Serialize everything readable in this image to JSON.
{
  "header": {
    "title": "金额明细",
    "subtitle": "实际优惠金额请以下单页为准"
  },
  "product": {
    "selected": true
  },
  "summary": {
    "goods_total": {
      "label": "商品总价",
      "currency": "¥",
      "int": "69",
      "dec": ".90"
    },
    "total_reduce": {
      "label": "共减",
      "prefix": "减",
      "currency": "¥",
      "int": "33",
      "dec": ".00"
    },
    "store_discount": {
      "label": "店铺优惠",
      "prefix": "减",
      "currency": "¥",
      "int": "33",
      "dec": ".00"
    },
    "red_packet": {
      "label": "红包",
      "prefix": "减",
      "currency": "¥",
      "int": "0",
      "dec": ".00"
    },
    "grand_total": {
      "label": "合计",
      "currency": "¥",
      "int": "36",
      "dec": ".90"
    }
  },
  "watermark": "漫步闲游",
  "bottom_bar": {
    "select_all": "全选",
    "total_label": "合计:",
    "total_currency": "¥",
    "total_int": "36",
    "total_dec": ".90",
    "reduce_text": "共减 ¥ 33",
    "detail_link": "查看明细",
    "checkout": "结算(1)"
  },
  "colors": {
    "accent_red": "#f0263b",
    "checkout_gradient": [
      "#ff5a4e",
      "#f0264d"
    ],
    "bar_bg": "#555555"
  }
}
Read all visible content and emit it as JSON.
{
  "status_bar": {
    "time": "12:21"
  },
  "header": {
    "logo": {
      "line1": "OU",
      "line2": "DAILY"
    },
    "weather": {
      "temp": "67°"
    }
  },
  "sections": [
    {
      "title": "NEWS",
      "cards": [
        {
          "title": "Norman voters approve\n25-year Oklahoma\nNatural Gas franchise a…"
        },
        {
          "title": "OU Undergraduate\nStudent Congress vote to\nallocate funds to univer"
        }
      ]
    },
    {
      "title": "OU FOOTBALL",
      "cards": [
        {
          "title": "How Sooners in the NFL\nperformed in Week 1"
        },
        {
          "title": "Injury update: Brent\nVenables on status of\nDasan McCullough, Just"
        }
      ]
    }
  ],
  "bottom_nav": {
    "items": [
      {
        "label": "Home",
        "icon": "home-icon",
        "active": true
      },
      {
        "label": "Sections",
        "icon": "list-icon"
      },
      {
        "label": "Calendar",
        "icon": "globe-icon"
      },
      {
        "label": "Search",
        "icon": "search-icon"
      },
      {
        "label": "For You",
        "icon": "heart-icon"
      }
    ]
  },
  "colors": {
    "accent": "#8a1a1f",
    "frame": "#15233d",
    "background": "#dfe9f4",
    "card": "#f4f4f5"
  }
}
+++++
CHALLENGE -> Extract every line that has the string "icon" in it.

SOLUTION FOR THIS TASK ->
        "icon": "home-icon",
        "icon": "list-icon"
        "icon": "globe-icon"
        "icon": "search-icon"
        "icon": "heart-icon"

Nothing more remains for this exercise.